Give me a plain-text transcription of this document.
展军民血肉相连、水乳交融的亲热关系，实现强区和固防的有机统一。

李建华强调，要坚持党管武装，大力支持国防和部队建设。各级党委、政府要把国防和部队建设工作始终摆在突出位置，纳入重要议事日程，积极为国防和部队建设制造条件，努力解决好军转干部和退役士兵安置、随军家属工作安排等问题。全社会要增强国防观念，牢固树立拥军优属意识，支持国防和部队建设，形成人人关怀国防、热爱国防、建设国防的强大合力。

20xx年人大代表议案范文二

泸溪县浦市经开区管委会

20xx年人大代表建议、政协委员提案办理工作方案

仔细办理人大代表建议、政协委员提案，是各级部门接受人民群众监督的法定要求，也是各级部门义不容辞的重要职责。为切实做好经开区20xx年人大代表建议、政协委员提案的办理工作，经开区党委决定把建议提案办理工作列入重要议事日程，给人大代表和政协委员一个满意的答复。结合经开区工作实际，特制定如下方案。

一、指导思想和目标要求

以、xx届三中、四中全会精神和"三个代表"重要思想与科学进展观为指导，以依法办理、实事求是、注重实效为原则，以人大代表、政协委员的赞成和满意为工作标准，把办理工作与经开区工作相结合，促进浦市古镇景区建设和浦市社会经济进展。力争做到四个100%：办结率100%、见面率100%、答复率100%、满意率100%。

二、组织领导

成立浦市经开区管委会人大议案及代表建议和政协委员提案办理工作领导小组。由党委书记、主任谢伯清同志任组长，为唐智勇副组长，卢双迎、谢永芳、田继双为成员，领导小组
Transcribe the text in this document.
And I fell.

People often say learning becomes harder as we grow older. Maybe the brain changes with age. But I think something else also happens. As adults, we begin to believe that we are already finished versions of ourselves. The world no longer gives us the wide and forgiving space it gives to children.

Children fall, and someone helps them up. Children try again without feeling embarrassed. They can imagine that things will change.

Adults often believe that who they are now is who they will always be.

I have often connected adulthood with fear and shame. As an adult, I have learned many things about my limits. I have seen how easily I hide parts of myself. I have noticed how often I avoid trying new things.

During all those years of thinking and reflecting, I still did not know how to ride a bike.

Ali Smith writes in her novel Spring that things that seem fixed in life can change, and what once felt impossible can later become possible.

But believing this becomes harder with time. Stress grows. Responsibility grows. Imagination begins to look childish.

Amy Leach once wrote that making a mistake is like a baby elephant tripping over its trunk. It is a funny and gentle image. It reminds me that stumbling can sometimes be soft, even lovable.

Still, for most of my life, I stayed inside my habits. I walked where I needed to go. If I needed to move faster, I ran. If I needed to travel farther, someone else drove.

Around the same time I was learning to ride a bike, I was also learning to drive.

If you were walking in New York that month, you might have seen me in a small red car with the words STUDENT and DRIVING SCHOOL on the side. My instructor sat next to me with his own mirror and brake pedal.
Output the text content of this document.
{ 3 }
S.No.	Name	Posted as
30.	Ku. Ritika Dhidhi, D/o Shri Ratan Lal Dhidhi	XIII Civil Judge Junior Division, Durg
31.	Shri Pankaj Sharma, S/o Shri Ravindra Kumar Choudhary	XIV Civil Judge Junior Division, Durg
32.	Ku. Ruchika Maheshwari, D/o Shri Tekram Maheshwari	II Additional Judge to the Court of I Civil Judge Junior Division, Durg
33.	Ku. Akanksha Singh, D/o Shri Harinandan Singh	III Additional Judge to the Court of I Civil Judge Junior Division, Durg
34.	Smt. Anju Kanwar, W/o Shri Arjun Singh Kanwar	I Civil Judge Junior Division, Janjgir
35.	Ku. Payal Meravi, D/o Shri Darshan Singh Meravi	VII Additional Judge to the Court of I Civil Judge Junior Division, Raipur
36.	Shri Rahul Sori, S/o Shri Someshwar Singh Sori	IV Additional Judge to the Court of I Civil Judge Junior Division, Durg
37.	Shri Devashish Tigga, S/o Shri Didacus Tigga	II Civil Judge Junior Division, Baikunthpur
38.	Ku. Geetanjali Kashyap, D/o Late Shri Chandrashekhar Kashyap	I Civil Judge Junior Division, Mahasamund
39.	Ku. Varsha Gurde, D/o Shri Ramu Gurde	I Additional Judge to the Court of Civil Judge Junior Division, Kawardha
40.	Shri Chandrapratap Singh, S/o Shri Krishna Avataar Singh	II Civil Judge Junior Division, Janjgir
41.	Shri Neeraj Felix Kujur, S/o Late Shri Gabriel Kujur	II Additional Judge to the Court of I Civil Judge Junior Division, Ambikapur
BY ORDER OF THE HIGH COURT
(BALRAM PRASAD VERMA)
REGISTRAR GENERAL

§ Work to do:
Restate the listing in full, word for word.

§ Right answer:
Give me a plain-text transcription of this document.
展军民血肉相连、水乳交融的亲热关系，实现强区和固防的有机统一。

李建华强调，要坚持党管武装，大力支持国防和部队建设。各级党委、政府要把国防和部队建设工作始终摆在突出位置，纳入重要议事日程，积极为国防和部队建设制造条件，努力解决好军转干部和退役士兵安置、随军家属工作安排等问题。全社会要增强国防观念，牢固树立拥军优属意识，支持国防和部队建设，形成人人关怀国防、热爱国防、建设国防的强大合力。

20xx年人大代表议案范文二

泸溪县浦市经开区管委会

20xx年人大代表建议、政协委员提案办理工作方案

仔细办理人大代表建议、政协委员提案，是各级部门接受人民群众监督的法定要求，也是各级部门义不容辞的重要职责。为切实做好经开区20xx年人大代表建议、政协委员提案的办理工作，经开区党委决定把建议提案办理工作列入重要议事日程，给人大代表和政协委员一个满意的答复。结合经开区工作实际，特制定如下方案。

一、指导思想和目标要求

以、xx届三中、四中全会精神和"三个代表"重要思想与科学进展观为指导，以依法办理、实事求是、注重实效为原则，以人大代表、政协委员的赞成和满意为工作标准，把办理工作与经开区工作相结合，促进浦市古镇景区建设和浦市社会经济进展。力争做到四个100%：办结率100%、见面率100%、答复率100%、满意率100%。

二、组织领导

成立浦市经开区管委会人大议案及代表建议和政协委员提案办理工作领导小组。由党委书记、主任谢伯清同志任组长，为唐智勇副组长，卢双迎、谢永芳、田继双为成员，领导小组
Transcribe the text in this document.
And I fell.

People often say learning becomes harder as we grow older. Maybe the brain changes with age. But I think something else also happens. As adults, we begin to believe that we are already finished versions of ourselves. The world no longer gives us the wide and forgiving space it gives to children.

Children fall, and someone helps them up. Children try again without feeling embarrassed. They can imagine that things will change.

Adults often believe that who they are now is who they will always be.

I have often connected adulthood with fear and shame. As an adult, I have learned many things about my limits. I have seen how easily I hide parts of myself. I have noticed how often I avoid trying new things.

During all those years of thinking and reflecting, I still did not know how to ride a bike.

Ali Smith writes in her novel Spring that things that seem fixed in life can change, and what once felt impossible can later become possible.

But believing this becomes harder with time. Stress grows. Responsibility grows. Imagination begins to look childish.

Amy Leach once wrote that making a mistake is like a baby elephant tripping over its trunk. It is a funny and gentle image. It reminds me that stumbling can sometimes be soft, even lovable.

Still, for most of my life, I stayed inside my habits. I walked where I needed to go. If I needed to move faster, I ran. If I needed to travel farther, someone else drove.

Around the same time I was learning to ride a bike, I was also learning to drive.

If you were walking in New York that month, you might have seen me in a small red car with the words STUDENT and DRIVING SCHOOL on the side. My instructor sat next to me with his own mirror and brake pedal.
Output the text content of this document.
{ 3 }
S.No.	Name	Posted as
30.	Ku. Ritika Dhidhi, D/o Shri Ratan Lal Dhidhi	XIII Civil Judge Junior Division, Durg
31.	Shri Pankaj Sharma, S/o Shri Ravindra Kumar Choudhary	XIV Civil Judge Junior Division, Durg
32.	Ku. Ruchika Maheshwari, D/o Shri Tekram Maheshwari	II Additional Judge to the Court of I Civil Judge Junior Division, Durg
33.	Ku. Akanksha Singh, D/o Shri Harinandan Singh	III Additional Judge to the Court of I Civil Judge Junior Division, Durg
34.	Smt. Anju Kanwar, W/o Shri Arjun Singh Kanwar	I Civil Judge Junior Division, Janjgir
35.	Ku. Payal Meravi, D/o Shri Darshan Singh Meravi	VII Additional Judge to the Court of I Civil Judge Junior Division, Raipur
36.	Shri Rahul Sori, S/o Shri Someshwar Singh Sori	IV Additional Judge to the Court of I Civil Judge Junior Division, Durg
37.	Shri Devashish Tigga, S/o Shri Didacus Tigga	II Civil Judge Junior Division, Baikunthpur
38.	Ku. Geetanjali Kashyap, D/o Late Shri Chandrashekhar Kashyap	I Civil Judge Junior Division, Mahasamund
39.	Ku. Varsha Gurde, D/o Shri Ramu Gurde	I Additional Judge to the Court of Civil Judge Junior Division, Kawardha
40.	Shri Chandrapratap Singh, S/o Shri Krishna Avataar Singh	II Civil Judge Junior Division, Janjgir
41.	Shri Neeraj Felix Kujur, S/o Late Shri Gabriel Kujur	II Additional Judge to the Court of I Civil Judge Junior Division, Ambikapur
BY ORDER OF THE HIGH COURT
(BALRAM PRASAD VERMA)
REGISTRAR GENERAL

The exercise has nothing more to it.